Select each line where the word "青春与使命" appears.

Record set:
+---+

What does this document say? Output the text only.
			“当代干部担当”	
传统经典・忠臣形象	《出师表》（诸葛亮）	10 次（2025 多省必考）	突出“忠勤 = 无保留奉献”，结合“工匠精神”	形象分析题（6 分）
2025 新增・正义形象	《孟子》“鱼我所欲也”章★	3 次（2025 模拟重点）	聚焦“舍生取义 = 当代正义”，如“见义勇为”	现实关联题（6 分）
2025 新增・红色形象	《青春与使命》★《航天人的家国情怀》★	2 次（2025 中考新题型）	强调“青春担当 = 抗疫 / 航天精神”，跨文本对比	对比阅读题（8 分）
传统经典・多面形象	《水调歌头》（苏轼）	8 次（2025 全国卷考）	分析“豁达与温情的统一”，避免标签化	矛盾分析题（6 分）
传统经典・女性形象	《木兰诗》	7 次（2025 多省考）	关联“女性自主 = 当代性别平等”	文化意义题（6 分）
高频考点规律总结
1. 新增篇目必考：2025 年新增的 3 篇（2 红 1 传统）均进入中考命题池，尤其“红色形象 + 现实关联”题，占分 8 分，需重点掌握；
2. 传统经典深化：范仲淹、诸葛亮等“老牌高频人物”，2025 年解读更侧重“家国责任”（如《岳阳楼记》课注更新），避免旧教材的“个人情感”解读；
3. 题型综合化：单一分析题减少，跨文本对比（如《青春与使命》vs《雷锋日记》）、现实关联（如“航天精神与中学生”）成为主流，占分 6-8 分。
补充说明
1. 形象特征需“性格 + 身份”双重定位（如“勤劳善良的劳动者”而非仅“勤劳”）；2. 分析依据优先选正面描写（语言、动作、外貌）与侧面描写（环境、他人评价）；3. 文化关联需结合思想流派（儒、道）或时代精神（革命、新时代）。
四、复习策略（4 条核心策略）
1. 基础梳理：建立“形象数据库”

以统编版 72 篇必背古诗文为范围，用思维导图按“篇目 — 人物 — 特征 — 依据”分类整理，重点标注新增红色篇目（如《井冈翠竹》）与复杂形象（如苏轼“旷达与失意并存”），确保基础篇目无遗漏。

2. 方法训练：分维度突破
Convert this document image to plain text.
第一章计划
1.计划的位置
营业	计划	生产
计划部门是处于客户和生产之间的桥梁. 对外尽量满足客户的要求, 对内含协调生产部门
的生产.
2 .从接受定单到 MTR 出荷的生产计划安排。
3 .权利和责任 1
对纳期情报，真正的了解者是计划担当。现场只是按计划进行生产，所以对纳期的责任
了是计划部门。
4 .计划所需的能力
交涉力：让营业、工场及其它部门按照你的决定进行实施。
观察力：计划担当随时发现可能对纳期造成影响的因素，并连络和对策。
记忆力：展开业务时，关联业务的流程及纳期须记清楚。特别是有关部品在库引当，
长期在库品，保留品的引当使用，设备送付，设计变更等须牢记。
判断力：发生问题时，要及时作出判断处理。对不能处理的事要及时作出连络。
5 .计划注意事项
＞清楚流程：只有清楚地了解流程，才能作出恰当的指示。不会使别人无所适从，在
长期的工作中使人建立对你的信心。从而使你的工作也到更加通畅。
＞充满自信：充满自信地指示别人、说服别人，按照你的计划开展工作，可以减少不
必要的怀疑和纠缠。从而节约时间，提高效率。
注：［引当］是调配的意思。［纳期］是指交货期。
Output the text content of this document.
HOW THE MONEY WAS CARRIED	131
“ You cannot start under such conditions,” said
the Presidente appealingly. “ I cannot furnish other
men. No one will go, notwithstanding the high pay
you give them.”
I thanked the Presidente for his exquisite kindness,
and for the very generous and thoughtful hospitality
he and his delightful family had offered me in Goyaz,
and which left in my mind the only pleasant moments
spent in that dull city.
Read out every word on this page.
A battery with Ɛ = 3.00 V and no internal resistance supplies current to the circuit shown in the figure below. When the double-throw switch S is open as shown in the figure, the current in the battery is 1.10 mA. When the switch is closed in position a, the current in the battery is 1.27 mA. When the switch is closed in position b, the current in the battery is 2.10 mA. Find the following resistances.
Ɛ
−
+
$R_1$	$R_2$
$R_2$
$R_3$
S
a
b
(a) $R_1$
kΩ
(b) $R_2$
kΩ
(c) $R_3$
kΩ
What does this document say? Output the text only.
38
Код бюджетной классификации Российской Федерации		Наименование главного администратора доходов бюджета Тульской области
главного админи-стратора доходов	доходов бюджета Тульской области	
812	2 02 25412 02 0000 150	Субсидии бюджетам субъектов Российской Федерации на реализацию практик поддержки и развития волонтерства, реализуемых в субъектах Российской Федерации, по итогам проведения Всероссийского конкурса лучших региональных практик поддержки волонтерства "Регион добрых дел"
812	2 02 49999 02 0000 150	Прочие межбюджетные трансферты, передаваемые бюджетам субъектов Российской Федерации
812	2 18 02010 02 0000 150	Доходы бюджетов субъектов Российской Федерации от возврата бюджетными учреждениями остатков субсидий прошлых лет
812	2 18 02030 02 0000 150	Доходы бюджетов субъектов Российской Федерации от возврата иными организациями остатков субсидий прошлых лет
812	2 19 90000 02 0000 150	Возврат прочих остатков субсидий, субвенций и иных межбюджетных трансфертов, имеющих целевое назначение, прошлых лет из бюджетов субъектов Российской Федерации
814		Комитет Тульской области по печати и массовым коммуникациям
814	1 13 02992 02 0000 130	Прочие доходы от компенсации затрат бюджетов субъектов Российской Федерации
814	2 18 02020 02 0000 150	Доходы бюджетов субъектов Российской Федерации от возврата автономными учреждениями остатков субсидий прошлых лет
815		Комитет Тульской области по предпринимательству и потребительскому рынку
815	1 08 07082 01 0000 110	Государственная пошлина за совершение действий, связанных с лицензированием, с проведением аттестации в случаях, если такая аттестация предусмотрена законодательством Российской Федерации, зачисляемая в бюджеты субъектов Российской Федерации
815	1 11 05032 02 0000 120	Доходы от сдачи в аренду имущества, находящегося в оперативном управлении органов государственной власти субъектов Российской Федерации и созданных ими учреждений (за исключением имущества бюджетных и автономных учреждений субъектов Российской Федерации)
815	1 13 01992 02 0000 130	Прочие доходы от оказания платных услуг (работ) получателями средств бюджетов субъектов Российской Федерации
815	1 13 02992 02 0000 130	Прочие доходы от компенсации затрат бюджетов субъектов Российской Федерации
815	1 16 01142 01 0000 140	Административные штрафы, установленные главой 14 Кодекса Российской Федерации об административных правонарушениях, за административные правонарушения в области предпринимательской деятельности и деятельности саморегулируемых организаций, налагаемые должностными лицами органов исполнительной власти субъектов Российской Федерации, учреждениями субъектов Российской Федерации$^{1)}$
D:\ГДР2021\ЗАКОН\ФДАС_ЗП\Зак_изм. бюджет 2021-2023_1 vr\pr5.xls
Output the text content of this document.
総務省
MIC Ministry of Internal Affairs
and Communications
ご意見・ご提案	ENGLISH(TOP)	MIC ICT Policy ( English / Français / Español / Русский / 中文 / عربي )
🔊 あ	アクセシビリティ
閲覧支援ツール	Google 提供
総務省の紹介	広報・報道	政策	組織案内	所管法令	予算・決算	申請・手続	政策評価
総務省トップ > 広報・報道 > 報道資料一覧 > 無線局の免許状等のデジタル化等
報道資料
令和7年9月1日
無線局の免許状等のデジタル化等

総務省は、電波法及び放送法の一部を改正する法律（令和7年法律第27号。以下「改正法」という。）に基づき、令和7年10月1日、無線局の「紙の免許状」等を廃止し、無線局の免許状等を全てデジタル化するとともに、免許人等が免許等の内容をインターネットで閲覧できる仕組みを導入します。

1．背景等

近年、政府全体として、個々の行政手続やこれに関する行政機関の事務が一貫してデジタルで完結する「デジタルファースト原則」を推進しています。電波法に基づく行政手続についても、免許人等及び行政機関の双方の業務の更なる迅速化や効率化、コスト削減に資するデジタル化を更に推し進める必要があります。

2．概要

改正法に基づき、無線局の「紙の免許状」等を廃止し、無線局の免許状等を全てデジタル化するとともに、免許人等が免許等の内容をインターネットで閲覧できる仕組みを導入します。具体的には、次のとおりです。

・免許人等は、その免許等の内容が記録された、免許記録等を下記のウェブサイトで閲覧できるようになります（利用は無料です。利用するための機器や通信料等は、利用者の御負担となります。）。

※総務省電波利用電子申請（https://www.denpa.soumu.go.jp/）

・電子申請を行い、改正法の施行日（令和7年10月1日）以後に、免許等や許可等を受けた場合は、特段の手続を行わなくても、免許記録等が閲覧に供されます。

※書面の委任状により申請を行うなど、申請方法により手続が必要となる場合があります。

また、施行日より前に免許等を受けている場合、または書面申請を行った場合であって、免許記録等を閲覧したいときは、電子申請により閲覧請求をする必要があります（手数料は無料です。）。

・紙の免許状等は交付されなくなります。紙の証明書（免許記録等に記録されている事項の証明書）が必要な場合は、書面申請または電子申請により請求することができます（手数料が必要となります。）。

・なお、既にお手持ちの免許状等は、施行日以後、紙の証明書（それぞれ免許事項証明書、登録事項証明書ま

+---+

Answer for this exercise:
2025 新增・红色形象	《青春与使命》★《航天人的家国情怀》★	2 次（2025 中考新题型）	强调“青春担当 = 抗疫 / 航天精神”，跨文本对比	对比阅读题（8 分）
3. 题型综合化：单一分析题减少，跨文本对比（如《青春与使命》vs《雷锋日记》）、现实关联（如“航天精神与中学生”）成为主流，占分 6-8 分。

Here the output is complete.